Start

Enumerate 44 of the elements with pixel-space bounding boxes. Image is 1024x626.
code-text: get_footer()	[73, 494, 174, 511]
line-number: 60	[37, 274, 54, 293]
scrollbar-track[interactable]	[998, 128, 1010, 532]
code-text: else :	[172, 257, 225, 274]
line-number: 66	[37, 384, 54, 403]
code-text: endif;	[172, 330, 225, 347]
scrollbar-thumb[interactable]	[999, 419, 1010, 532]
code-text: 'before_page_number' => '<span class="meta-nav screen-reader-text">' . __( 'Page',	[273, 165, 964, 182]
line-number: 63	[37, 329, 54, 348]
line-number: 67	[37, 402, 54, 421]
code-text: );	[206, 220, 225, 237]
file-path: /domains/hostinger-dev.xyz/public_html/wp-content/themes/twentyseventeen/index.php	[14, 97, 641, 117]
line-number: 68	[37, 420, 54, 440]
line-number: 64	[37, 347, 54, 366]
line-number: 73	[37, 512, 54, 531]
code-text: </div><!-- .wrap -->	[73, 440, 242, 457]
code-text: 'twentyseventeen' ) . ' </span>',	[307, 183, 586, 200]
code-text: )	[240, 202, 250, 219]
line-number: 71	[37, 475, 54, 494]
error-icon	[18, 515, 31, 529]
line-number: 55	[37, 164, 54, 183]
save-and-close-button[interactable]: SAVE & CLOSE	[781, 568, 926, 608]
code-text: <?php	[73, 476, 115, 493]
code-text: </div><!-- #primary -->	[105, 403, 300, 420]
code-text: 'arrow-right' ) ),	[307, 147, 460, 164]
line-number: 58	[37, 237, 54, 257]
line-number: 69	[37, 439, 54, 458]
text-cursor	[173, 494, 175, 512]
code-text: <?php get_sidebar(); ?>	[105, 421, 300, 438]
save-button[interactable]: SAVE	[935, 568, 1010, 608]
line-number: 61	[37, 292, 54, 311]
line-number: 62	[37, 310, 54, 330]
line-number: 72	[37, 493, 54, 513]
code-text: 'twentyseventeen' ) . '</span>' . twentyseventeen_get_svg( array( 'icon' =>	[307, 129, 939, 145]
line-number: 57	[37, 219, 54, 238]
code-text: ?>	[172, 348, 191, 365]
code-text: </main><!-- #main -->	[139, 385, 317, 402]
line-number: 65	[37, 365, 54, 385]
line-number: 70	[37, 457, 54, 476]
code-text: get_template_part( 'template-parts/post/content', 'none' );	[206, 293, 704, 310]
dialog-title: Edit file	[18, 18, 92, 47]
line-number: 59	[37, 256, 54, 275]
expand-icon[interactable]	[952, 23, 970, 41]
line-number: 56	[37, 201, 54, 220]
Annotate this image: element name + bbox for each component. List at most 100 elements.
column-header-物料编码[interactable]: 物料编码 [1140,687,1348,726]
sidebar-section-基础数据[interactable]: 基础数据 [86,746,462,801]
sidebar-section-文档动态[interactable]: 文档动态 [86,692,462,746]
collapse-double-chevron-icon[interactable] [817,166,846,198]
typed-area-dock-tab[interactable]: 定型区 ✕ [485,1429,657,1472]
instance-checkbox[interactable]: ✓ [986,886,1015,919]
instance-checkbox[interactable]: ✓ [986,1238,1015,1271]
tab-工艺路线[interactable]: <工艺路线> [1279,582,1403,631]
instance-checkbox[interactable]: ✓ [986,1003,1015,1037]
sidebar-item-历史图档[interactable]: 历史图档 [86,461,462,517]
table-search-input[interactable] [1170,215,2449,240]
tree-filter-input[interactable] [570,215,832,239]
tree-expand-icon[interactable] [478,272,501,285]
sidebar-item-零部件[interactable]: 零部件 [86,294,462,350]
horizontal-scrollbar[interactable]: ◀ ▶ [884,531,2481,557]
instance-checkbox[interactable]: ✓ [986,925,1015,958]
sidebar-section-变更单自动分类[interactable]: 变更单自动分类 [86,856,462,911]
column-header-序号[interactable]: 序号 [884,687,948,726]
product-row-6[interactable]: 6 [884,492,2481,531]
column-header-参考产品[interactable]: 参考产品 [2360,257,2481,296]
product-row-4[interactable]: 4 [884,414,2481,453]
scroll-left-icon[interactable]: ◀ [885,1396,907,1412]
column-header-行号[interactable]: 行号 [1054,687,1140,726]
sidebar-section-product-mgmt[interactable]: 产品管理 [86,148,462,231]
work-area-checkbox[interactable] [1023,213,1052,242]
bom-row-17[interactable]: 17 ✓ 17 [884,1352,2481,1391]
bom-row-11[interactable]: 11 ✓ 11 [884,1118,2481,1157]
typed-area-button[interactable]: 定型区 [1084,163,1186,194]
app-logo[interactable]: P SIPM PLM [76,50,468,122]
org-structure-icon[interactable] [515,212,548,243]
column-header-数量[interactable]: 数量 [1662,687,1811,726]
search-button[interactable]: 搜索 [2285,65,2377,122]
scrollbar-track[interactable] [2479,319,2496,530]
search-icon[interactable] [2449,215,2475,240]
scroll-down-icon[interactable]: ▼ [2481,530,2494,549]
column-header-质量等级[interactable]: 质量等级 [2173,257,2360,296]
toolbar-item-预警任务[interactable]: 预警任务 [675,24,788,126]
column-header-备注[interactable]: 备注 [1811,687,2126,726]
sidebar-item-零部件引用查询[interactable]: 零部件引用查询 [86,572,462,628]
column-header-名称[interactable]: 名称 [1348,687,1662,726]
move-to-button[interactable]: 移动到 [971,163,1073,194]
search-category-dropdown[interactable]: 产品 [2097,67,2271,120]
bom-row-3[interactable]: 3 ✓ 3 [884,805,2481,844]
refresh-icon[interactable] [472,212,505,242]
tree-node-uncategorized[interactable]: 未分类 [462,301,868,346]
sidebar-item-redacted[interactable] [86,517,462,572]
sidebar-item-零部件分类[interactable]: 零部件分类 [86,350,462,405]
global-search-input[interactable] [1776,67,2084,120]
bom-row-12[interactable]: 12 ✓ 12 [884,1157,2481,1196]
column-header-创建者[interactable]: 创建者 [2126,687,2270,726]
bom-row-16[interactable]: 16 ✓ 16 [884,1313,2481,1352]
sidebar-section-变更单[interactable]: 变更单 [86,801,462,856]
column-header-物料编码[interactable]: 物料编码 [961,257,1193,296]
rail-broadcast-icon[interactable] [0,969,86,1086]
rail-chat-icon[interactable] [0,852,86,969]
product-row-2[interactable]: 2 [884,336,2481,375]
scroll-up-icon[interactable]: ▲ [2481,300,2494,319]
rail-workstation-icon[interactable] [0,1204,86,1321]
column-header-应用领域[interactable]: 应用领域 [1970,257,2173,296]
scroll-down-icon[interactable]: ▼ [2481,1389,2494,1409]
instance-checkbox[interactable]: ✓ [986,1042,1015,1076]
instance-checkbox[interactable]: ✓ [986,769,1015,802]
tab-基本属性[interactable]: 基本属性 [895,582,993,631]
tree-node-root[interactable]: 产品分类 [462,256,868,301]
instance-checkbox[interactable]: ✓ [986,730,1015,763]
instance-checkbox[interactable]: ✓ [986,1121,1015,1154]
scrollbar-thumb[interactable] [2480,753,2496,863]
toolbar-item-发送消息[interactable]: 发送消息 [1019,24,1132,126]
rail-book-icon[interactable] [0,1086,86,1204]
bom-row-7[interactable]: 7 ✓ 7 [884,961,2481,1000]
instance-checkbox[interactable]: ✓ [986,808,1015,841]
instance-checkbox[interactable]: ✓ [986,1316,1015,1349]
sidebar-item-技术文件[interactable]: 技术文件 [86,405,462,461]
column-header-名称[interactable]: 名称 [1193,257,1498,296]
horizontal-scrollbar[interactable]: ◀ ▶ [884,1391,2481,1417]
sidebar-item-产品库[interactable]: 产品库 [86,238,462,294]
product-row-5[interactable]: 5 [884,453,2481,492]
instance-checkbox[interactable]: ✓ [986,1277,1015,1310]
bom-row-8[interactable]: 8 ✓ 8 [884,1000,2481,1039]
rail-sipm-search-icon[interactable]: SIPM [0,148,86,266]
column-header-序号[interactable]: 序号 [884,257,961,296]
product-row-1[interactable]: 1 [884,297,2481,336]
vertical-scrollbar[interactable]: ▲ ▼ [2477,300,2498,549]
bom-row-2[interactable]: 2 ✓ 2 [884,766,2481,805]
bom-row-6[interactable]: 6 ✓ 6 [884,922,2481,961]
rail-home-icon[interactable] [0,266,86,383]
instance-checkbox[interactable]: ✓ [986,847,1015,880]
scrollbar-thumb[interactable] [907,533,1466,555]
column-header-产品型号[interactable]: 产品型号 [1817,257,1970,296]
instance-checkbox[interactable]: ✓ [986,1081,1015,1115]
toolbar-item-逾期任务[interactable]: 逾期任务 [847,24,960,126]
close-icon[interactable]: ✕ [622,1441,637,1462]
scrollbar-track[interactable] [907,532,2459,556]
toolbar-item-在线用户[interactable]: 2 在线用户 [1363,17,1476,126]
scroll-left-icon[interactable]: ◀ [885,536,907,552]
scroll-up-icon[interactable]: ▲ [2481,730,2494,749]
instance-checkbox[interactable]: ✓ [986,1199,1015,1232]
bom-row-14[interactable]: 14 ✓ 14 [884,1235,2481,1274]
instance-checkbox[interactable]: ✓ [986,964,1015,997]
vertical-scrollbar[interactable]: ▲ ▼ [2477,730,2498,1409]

End

Task instructions:
List the material above as a numbered list, from its first line through the line containing "457, 54, 476]", both included. Leave out blank lines.

Answer below:
1. Enumerate 44 of the elements with pixel-space bounding boxes. Image is 1024x626.
2. code-text: get_footer()	[73, 494, 174, 511]
3. line-number: 60	[37, 274, 54, 293]
4. scrollbar-track[interactable]	[998, 128, 1010, 532]
5. code-text: else :	[172, 257, 225, 274]
6. line-number: 66	[37, 384, 54, 403]
7. code-text: endif;	[172, 330, 225, 347]
8. scrollbar-thumb[interactable]	[999, 419, 1010, 532]
9. code-text: 'before_page_number' => '<span class="meta-nav screen-reader-text">' . __( 'Page',	[273, 165, 964, 182]
10. line-number: 63	[37, 329, 54, 348]
11. line-number: 67	[37, 402, 54, 421]
12. code-text: );	[206, 220, 225, 237]
13. file-path: /domains/hostinger-dev.xyz/public_html/wp-content/themes/twentyseventeen/index.php	[14, 97, 641, 117]
14. line-number: 68	[37, 420, 54, 440]
15. line-number: 64	[37, 347, 54, 366]
16. line-number: 73	[37, 512, 54, 531]
17. code-text: </div><!-- .wrap -->	[73, 440, 242, 457]
18. code-text: 'twentyseventeen' ) . ' </span>',	[307, 183, 586, 200]
19. code-text: )	[240, 202, 250, 219]
20. line-number: 71	[37, 475, 54, 494]
21. error-icon	[18, 515, 31, 529]
22. line-number: 55	[37, 164, 54, 183]
23. save-and-close-button[interactable]: SAVE & CLOSE	[781, 568, 926, 608]
24. code-text: <?php	[73, 476, 115, 493]
25. code-text: </div><!-- #primary -->	[105, 403, 300, 420]
26. code-text: 'arrow-right' ) ),	[307, 147, 460, 164]
27. line-number: 58	[37, 237, 54, 257]
28. line-number: 69	[37, 439, 54, 458]
29. text-cursor	[173, 494, 175, 512]
30. code-text: <?php get_sidebar(); ?>	[105, 421, 300, 438]
31. save-button[interactable]: SAVE	[935, 568, 1010, 608]
32. line-number: 61	[37, 292, 54, 311]
33. line-number: 62	[37, 310, 54, 330]
34. line-number: 72	[37, 493, 54, 513]
35. code-text: 'twentyseventeen' ) . '</span>' . twentyseventeen_get_svg( array( 'icon' =>	[307, 129, 939, 145]
36. line-number: 57	[37, 219, 54, 238]
37. code-text: ?>	[172, 348, 191, 365]
38. code-text: </main><!-- #main -->	[139, 385, 317, 402]
39. line-number: 65	[37, 365, 54, 385]
40. line-number: 70	[37, 457, 54, 476]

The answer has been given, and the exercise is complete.